-- START OF Dataset content --

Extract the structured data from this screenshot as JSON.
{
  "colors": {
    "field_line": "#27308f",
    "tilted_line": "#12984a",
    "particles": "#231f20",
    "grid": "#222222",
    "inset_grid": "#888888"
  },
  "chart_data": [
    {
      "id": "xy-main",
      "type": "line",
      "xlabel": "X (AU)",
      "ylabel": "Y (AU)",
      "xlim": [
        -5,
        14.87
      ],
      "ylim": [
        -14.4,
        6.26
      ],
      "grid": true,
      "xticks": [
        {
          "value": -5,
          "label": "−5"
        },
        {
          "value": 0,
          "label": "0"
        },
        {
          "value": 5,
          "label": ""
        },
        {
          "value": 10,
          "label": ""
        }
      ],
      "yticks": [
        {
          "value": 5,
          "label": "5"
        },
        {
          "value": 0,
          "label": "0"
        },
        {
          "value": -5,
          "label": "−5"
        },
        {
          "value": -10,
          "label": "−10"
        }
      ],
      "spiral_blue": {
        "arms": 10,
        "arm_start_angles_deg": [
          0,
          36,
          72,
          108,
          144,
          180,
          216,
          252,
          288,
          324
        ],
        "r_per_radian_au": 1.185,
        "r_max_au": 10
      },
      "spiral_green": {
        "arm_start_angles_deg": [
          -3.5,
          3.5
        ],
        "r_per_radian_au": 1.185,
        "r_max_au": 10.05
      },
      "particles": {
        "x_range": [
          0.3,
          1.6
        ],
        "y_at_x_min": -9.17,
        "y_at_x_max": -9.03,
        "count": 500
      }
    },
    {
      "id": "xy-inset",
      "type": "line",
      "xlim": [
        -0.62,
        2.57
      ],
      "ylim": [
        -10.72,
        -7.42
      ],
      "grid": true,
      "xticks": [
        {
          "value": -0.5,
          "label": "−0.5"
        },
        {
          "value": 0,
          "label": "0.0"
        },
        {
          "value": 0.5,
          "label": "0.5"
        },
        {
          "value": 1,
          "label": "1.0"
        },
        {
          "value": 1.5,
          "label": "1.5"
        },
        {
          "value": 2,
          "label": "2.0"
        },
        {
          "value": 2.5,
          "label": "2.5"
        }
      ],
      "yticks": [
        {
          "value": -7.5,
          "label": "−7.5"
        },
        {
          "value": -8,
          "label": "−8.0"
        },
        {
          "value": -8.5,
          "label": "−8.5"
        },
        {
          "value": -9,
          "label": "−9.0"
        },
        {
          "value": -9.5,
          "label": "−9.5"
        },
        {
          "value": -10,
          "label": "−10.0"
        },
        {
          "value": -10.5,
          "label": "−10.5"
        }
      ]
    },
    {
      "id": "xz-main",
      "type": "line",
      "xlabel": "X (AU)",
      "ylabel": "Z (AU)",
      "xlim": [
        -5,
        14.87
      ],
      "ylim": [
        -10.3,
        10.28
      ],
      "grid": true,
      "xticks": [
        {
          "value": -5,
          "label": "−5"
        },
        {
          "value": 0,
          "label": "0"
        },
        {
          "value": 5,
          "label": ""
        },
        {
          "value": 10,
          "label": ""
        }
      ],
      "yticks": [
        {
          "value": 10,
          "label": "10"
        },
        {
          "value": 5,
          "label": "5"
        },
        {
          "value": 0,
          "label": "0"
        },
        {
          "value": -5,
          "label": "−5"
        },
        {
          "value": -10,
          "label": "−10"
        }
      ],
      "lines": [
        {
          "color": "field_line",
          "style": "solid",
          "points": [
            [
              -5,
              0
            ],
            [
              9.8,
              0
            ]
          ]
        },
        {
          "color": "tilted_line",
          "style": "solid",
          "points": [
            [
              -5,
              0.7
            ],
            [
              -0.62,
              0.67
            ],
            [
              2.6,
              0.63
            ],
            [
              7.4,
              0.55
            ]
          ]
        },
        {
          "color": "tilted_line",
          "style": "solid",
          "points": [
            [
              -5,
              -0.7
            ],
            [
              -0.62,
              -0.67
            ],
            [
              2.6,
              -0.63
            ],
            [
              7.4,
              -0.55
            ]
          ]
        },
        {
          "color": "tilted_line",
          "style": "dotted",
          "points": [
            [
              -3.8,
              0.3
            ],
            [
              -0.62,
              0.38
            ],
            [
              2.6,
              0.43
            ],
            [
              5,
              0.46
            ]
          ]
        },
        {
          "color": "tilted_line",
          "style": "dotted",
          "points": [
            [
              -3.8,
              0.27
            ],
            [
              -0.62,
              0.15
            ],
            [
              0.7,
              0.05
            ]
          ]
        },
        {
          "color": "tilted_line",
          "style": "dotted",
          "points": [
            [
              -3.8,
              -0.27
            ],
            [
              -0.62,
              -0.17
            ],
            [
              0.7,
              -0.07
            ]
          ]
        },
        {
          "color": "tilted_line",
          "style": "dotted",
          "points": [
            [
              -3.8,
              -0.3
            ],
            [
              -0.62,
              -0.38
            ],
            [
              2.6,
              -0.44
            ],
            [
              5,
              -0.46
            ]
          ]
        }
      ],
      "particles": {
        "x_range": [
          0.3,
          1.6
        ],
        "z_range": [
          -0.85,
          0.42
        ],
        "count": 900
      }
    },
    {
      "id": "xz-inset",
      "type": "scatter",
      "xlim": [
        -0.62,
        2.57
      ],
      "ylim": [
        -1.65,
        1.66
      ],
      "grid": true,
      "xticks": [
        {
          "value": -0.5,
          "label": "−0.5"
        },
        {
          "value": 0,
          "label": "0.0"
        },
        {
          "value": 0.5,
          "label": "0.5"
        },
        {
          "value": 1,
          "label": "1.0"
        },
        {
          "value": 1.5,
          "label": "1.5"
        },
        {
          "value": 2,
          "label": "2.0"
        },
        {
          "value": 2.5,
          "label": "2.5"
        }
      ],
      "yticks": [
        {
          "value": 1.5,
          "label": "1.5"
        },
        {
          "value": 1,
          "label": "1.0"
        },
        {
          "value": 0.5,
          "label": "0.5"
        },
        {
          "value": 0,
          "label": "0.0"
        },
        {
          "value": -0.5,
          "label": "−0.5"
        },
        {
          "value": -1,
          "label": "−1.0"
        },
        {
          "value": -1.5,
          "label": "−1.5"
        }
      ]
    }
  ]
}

-- END OF Dataset content --

▸ **Your instructions**
Write all of the records out again exactly.

▸ **In response**
Extract the structured data from this screenshot as JSON.
{
  "colors": {
    "field_line": "#27308f",
    "tilted_line": "#12984a",
    "particles": "#231f20",
    "grid": "#222222",
    "inset_grid": "#888888"
  },
  "chart_data": [
    {
      "id": "xy-main",
      "type": "line",
      "xlabel": "X (AU)",
      "ylabel": "Y (AU)",
      "xlim": [
        -5,
        14.87
      ],
      "ylim": [
        -14.4,
        6.26
      ],
      "grid": true,
      "xticks": [
        {
          "value": -5,
          "label": "−5"
        },
        {
          "value": 0,
          "label": "0"
        },
        {
          "value": 5,
          "label": ""
        },
        {
          "value": 10,
          "label": ""
        }
      ],
      "yticks": [
        {
          "value": 5,
          "label": "5"
        },
        {
          "value": 0,
          "label": "0"
        },
        {
          "value": -5,
          "label": "−5"
        },
        {
          "value": -10,
          "label": "−10"
        }
      ],
      "spiral_blue": {
        "arms": 10,
        "arm_start_angles_deg": [
          0,
          36,
          72,
          108,
          144,
          180,
          216,
          252,
          288,
          324
        ],
        "r_per_radian_au": 1.185,
        "r_max_au": 10
      },
      "spiral_green": {
        "arm_start_angles_deg": [
          -3.5,
          3.5
        ],
        "r_per_radian_au": 1.185,
        "r_max_au": 10.05
      },
      "particles": {
        "x_range": [
          0.3,
          1.6
        ],
        "y_at_x_min": -9.17,
        "y_at_x_max": -9.03,
        "count": 500
      }
    },
    {
      "id": "xy-inset",
      "type": "line",
      "xlim": [
        -0.62,
        2.57
      ],
      "ylim": [
        -10.72,
        -7.42
      ],
      "grid": true,
      "xticks": [
        {
          "value": -0.5,
          "label": "−0.5"
        },
        {
          "value": 0,
          "label": "0.0"
        },
        {
          "value": 0.5,
          "label": "0.5"
        },
        {
          "value": 1,
          "label": "1.0"
        },
        {
          "value": 1.5,
          "label": "1.5"
        },
        {
          "value": 2,
          "label": "2.0"
        },
        {
          "value": 2.5,
          "label": "2.5"
        }
      ],
      "yticks": [
        {
          "value": -7.5,
          "label": "−7.5"
        },
        {
          "value": -8,
          "label": "−8.0"
        },
        {
          "value": -8.5,
          "label": "−8.5"
        },
        {
          "value": -9,
          "label": "−9.0"
        },
        {
          "value": -9.5,
          "label": "−9.5"
        },
        {
          "value": -10,
          "label": "−10.0"
        },
        {
          "value": -10.5,
          "label": "−10.5"
        }
      ]
    },
    {
      "id": "xz-main",
      "type": "line",
      "xlabel": "X (AU)",
      "ylabel": "Z (AU)",
      "xlim": [
        -5,
        14.87
      ],
      "ylim": [
        -10.3,
        10.28
      ],
      "grid": true,
      "xticks": [
        {
          "value": -5,
          "label": "−5"
        },
        {
          "value": 0,
          "label": "0"
        },
        {
          "value": 5,
          "label": ""
        },
        {
          "value": 10,
          "label": ""
        }
      ],
      "yticks": [
        {
          "value": 10,
          "label": "10"
        },
        {
          "value": 5,
          "label": "5"
        },
        {
          "value": 0,
          "label": "0"
        },
        {
          "value": -5,
          "label": "−5"
        },
        {
          "value": -10,
          "label": "−10"
        }
      ],
      "lines": [
        {
          "color": "field_line",
          "style": "solid",
          "points": [
            [
              -5,
              0
            ],
            [
              9.8,
              0
            ]
          ]
        },
        {
          "color": "tilted_line",
          "style": "solid",
          "points": [
            [
              -5,
              0.7
            ],
            [
              -0.62,
              0.67
            ],
            [
              2.6,
              0.63
            ],
            [
              7.4,
              0.55
            ]
          ]
        },
        {
          "color": "tilted_line",
          "style": "solid",
          "points": [
            [
              -5,
              -0.7
            ],
            [
              -0.62,
              -0.67
            ],
            [
              2.6,
              -0.63
            ],
            [
              7.4,
              -0.55
            ]
          ]
        },
        {
          "color": "tilted_line",
          "style": "dotted",
          "points": [
            [
              -3.8,
              0.3
            ],
            [
              -0.62,
              0.38
            ],
            [
              2.6,
              0.43
            ],
            [
              5,
              0.46
            ]
          ]
        },
        {
          "color": "tilted_line",
          "style": "dotted",
          "points": [
            [
              -3.8,
              0.27
            ],
            [
              -0.62,
              0.15
            ],
            [
              0.7,
              0.05
            ]
          ]
        },
        {
          "color": "tilted_line",
          "style": "dotted",
          "points": [
            [
              -3.8,
              -0.27
            ],
            [
              -0.62,
              -0.17
            ],
            [
              0.7,
              -0.07
            ]
          ]
        },
        {
          "color": "tilted_line",
          "style": "dotted",
          "points": [
            [
              -3.8,
              -0.3
            ],
            [
              -0.62,
              -0.38
            ],
            [
              2.6,
              -0.44
            ],
            [
              5,
              -0.46
            ]
          ]
        }
      ],
      "particles": {
        "x_range": [
          0.3,
          1.6
        ],
        "z_range": [
          -0.85,
          0.42
        ],
        "count": 900
      }
    },
    {
      "id": "xz-inset",
      "type": "scatter",
      "xlim": [
        -0.62,
        2.57
      ],
      "ylim": [
        -1.65,
        1.66
      ],
      "grid": true,
      "xticks": [
        {
          "value": -0.5,
          "label": "−0.5"
        },
        {
          "value": 0,
          "label": "0.0"
        },
        {
          "value": 0.5,
          "label": "0.5"
        },
        {
          "value": 1,
          "label": "1.0"
        },
        {
          "value": 1.5,
          "label": "1.5"
        },
        {
          "value": 2,
          "label": "2.0"
        },
        {
          "value": 2.5,
          "label": "2.5"
        }
      ],
      "yticks": [
        {
          "value": 1.5,
          "label": "1.5"
        },
        {
          "value": 1,
          "label": "1.0"
        },
        {
          "value": 0.5,
          "label": "0.5"
        },
        {
          "value": 0,
          "label": "0.0"
        },
        {
          "value": -0.5,
          "label": "−0.5"
        },
        {
          "value": -1,
          "label": "−1.0"
        },
        {
          "value": -1.5,
          "label": "−1.5"
        }
      ]
    }
  ]
}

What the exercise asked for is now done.